Task details: Find every line in the records below that contains the word "nyaman", and copy each such line.

Supplied data:
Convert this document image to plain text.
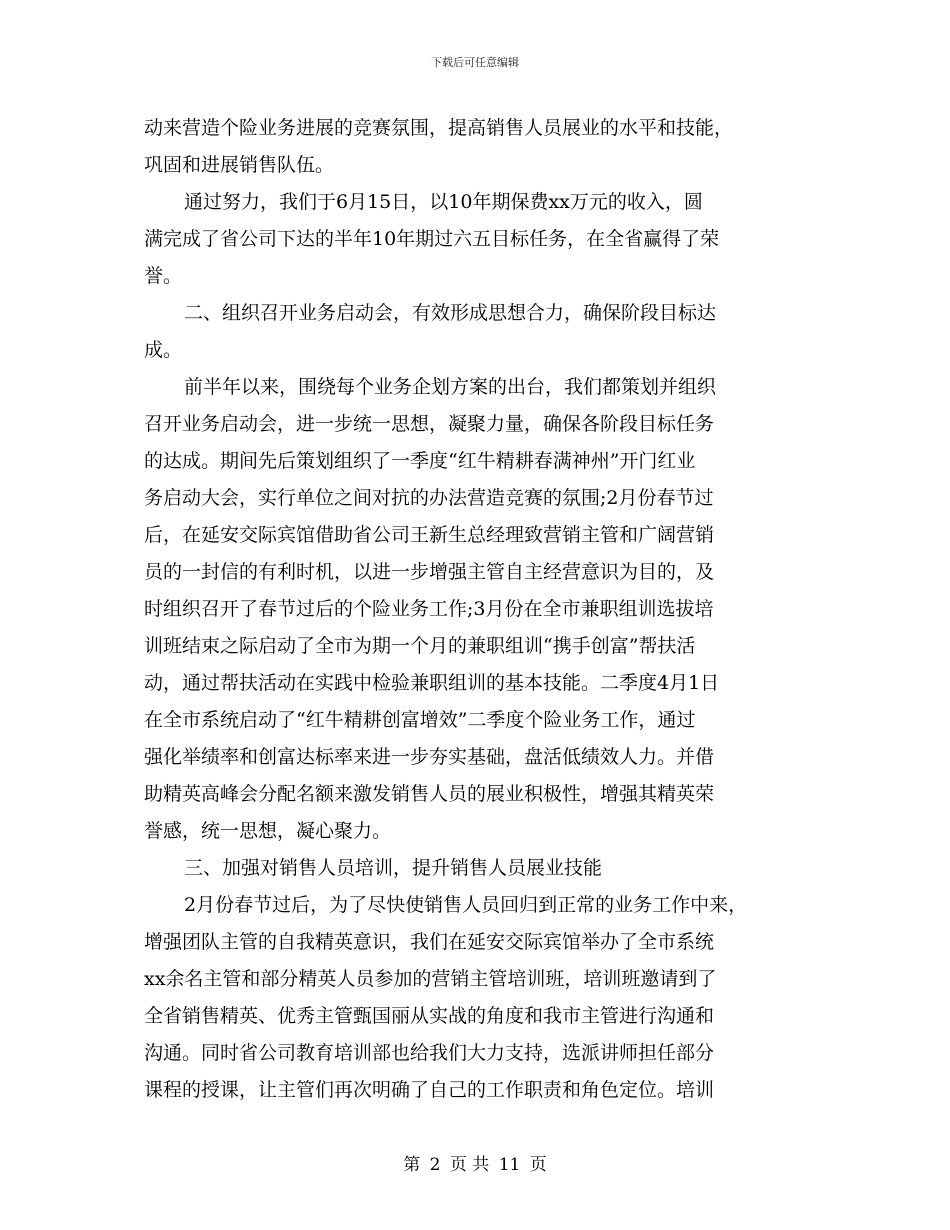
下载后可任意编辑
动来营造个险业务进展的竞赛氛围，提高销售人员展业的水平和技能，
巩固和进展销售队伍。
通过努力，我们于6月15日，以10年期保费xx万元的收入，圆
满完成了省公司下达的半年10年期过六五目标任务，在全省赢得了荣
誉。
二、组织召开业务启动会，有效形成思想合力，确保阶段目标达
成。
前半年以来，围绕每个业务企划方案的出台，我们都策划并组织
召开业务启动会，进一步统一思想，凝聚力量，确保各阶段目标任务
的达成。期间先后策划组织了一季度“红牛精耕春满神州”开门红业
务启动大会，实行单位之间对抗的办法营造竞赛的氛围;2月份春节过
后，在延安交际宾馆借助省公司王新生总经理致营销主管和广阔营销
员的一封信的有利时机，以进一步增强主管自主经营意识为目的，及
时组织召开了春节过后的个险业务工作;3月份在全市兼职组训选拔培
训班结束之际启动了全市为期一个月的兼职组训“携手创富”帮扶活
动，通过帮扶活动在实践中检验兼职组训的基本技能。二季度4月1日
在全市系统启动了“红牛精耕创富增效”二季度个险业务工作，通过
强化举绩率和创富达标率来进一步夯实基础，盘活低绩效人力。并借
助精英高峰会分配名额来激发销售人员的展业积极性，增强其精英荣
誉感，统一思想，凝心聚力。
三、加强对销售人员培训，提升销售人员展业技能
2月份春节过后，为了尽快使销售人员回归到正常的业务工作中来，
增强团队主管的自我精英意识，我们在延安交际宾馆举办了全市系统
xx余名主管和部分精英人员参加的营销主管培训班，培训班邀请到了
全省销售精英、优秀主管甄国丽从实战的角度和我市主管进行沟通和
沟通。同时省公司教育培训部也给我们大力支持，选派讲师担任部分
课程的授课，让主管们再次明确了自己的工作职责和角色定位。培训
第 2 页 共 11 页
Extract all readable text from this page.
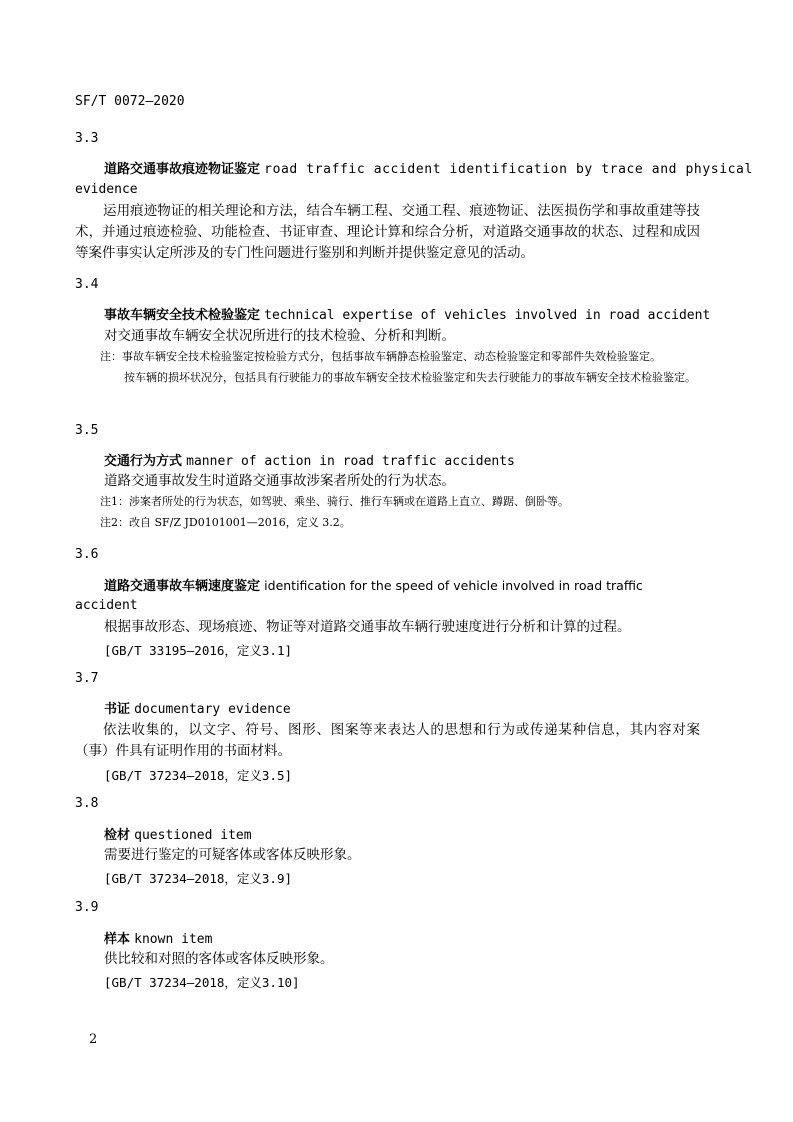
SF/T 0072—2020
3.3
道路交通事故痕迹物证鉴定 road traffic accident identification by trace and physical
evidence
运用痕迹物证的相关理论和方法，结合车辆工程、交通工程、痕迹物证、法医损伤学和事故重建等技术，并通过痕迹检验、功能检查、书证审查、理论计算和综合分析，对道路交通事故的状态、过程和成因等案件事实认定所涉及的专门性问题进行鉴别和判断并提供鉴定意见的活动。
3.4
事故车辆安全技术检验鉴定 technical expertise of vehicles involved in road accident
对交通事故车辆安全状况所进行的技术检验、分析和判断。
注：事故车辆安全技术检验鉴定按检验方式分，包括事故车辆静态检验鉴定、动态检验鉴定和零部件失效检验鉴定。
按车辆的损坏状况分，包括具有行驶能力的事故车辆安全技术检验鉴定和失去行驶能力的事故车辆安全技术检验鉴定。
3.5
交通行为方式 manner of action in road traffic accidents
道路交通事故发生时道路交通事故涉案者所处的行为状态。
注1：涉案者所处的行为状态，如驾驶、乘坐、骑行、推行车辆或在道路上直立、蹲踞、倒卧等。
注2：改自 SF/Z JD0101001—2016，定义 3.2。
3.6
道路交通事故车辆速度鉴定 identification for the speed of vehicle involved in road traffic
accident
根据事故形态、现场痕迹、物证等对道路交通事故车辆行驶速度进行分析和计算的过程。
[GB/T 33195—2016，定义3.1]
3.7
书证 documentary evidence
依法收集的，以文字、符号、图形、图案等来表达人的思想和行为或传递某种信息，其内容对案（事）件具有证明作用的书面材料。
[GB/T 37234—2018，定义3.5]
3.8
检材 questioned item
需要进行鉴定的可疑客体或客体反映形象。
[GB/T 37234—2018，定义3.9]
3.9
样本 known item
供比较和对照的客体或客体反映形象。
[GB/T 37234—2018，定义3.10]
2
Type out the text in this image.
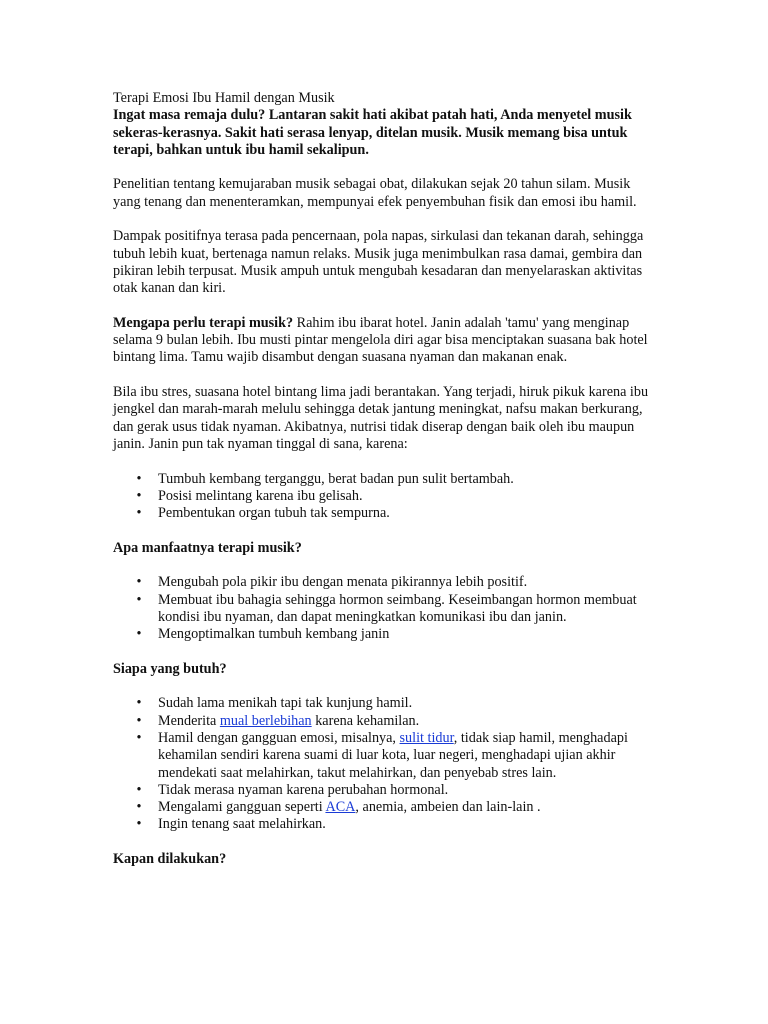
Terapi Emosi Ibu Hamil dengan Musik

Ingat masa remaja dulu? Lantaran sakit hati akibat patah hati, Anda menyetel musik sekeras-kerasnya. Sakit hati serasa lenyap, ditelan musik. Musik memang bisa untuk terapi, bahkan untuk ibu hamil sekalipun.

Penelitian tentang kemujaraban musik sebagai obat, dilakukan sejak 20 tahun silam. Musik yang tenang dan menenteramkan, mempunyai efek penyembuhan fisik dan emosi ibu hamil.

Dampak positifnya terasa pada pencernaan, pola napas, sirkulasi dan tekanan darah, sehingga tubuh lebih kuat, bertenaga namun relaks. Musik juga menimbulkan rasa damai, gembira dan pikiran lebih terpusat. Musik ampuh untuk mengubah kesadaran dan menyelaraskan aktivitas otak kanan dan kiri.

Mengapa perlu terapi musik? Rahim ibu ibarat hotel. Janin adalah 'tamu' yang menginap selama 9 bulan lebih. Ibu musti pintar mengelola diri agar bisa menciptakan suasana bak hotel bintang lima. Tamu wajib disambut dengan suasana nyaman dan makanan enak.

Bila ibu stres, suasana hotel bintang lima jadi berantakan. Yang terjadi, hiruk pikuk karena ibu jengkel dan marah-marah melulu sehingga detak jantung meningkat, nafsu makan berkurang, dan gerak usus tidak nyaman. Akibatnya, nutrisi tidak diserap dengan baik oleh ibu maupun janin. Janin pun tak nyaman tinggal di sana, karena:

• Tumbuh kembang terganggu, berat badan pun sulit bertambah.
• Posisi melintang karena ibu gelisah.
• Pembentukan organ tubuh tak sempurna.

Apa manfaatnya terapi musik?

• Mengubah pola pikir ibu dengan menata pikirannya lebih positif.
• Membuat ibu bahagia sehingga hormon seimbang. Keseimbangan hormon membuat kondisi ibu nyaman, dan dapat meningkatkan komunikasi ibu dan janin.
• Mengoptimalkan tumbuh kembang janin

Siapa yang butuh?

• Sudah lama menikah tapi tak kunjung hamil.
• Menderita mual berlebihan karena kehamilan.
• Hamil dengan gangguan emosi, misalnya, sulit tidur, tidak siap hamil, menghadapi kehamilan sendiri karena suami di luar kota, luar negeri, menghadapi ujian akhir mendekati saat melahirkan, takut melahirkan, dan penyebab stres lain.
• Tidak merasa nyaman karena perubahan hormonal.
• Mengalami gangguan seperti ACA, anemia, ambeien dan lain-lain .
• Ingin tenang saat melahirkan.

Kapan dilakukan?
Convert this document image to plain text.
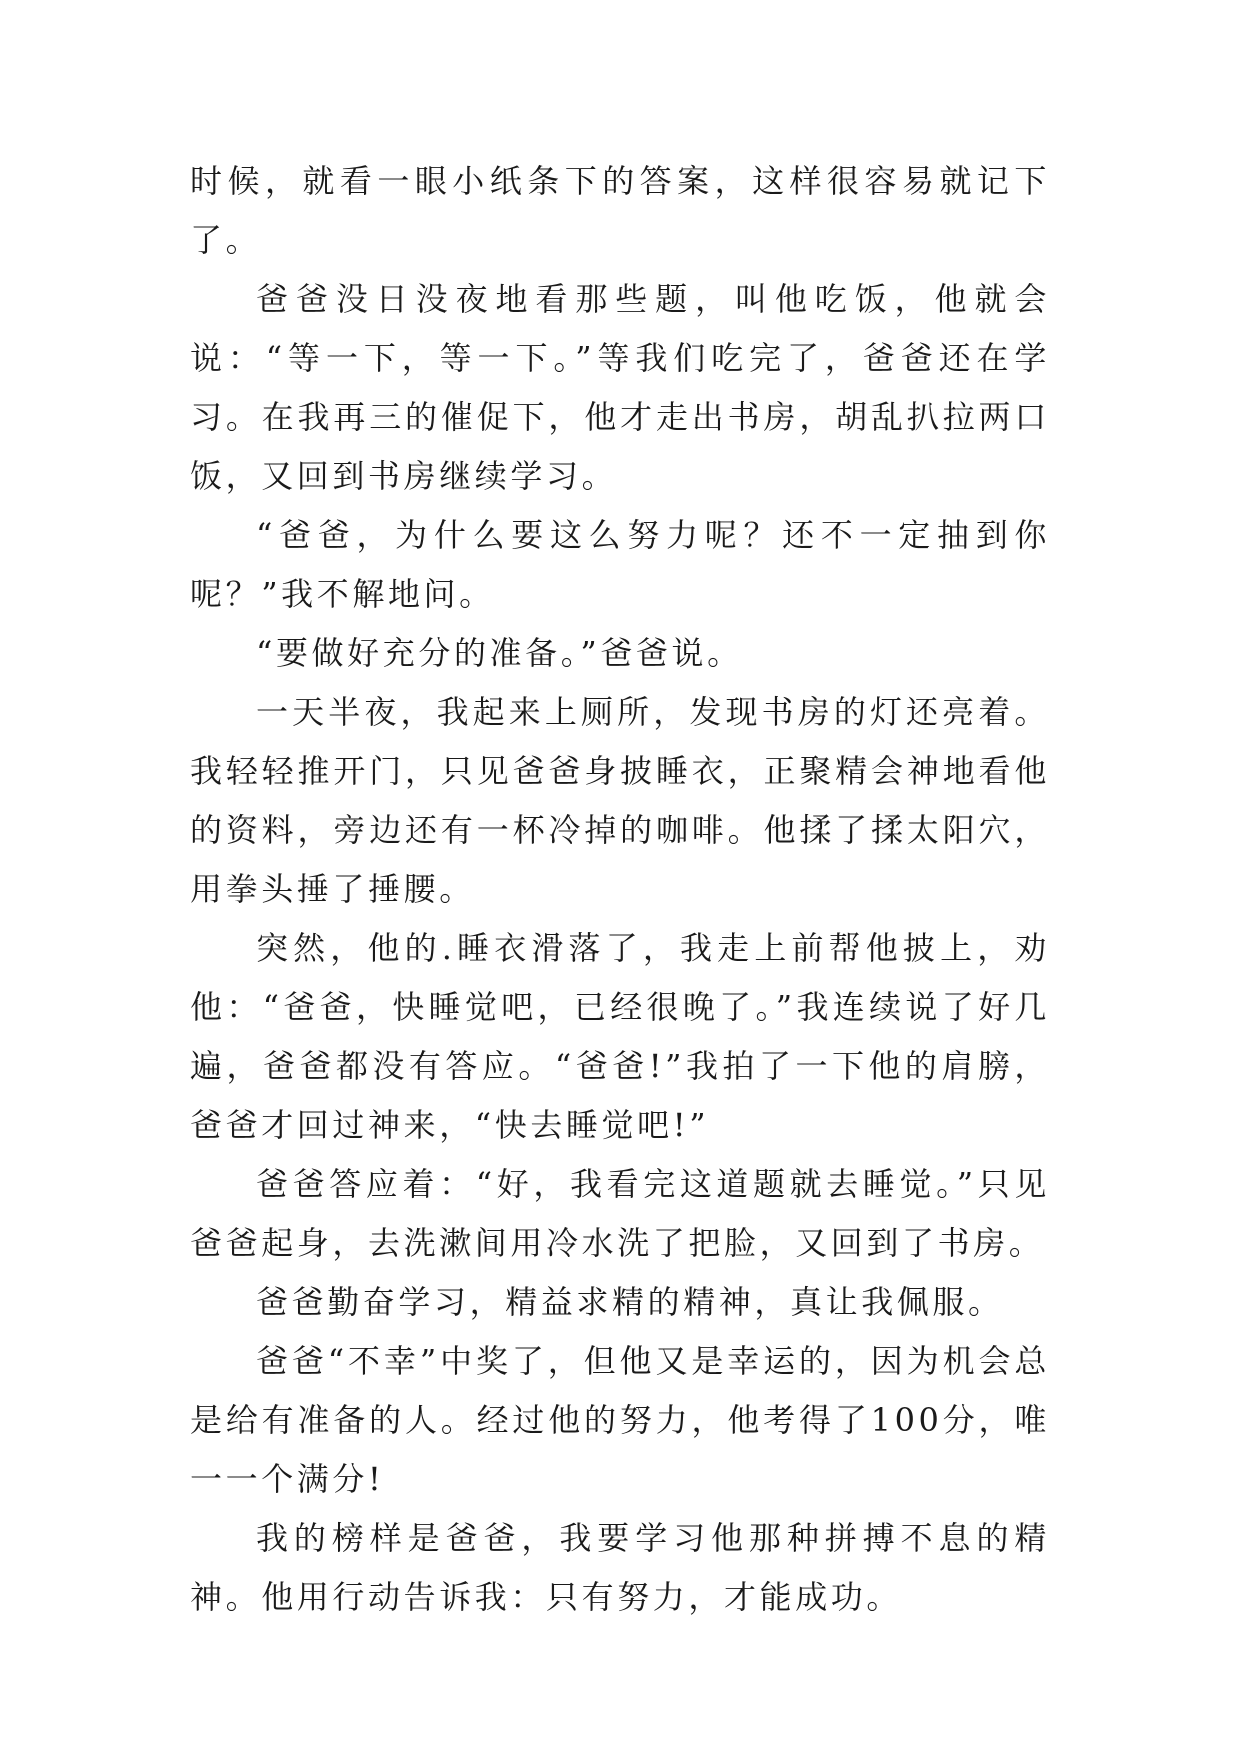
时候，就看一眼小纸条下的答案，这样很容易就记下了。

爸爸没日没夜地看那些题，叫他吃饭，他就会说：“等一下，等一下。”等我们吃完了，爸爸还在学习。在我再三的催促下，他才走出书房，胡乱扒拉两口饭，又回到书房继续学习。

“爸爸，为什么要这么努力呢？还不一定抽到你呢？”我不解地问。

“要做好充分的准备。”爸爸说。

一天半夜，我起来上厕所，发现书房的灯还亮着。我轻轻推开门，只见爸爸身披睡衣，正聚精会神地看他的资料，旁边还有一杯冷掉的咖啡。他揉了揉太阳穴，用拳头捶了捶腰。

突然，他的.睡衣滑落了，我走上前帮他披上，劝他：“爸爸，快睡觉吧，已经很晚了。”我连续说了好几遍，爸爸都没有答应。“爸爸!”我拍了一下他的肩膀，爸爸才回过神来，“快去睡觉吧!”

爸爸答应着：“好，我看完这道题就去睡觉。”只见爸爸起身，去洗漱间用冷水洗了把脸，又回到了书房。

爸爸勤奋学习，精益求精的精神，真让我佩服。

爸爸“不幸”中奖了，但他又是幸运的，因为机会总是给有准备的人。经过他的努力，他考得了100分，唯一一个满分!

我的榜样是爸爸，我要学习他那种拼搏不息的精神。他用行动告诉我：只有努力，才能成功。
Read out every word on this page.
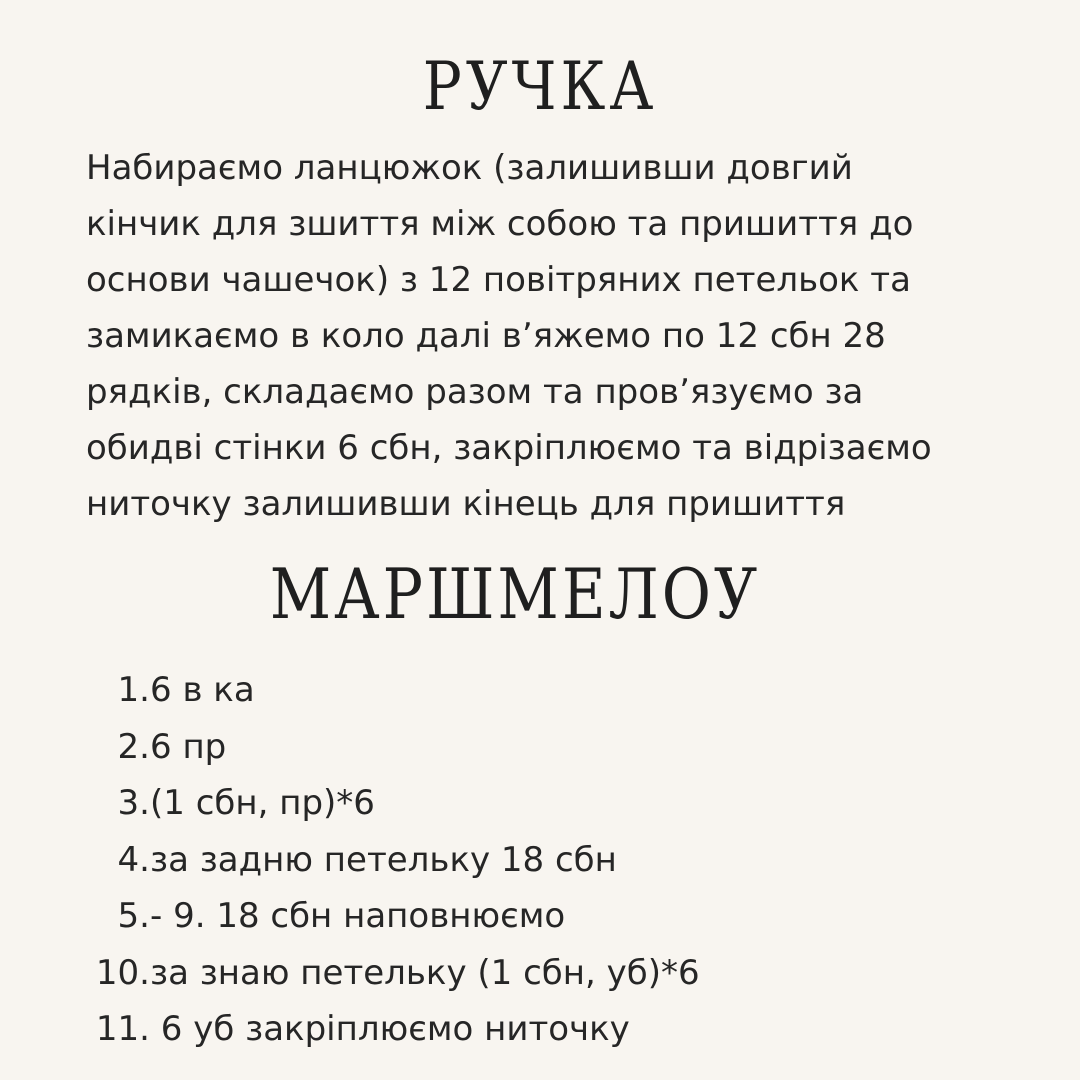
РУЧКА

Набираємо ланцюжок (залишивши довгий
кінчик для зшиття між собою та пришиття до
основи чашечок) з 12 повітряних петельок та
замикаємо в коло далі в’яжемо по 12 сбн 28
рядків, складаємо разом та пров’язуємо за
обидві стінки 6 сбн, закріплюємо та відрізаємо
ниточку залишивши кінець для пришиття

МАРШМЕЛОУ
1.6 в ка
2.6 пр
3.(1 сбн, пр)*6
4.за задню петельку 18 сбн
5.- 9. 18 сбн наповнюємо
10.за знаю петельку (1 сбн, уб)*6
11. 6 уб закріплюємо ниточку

Output:
Mengapa perlu terapi musik? Rahim ibu ibarat hotel. Janin adalah 'tamu' yang menginap selama 9 bulan lebih. Ibu musti pintar mengelola diri agar bisa menciptakan suasana bak hotel bintang lima. Tamu wajib disambut dengan suasana nyaman dan makanan enak.
Bila ibu stres, suasana hotel bintang lima jadi berantakan. Yang terjadi, hiruk pikuk karena ibu jengkel dan marah-marah melulu sehingga detak jantung meningkat, nafsu makan berkurang, dan gerak usus tidak nyaman. Akibatnya, nutrisi tidak diserap dengan baik oleh ibu maupun janin. Janin pun tak nyaman tinggal di sana, karena:
• Membuat ibu bahagia sehingga hormon seimbang. Keseimbangan hormon membuat kondisi ibu nyaman, dan dapat meningkatkan komunikasi ibu dan janin.
• Tidak merasa nyaman karena perubahan hormonal.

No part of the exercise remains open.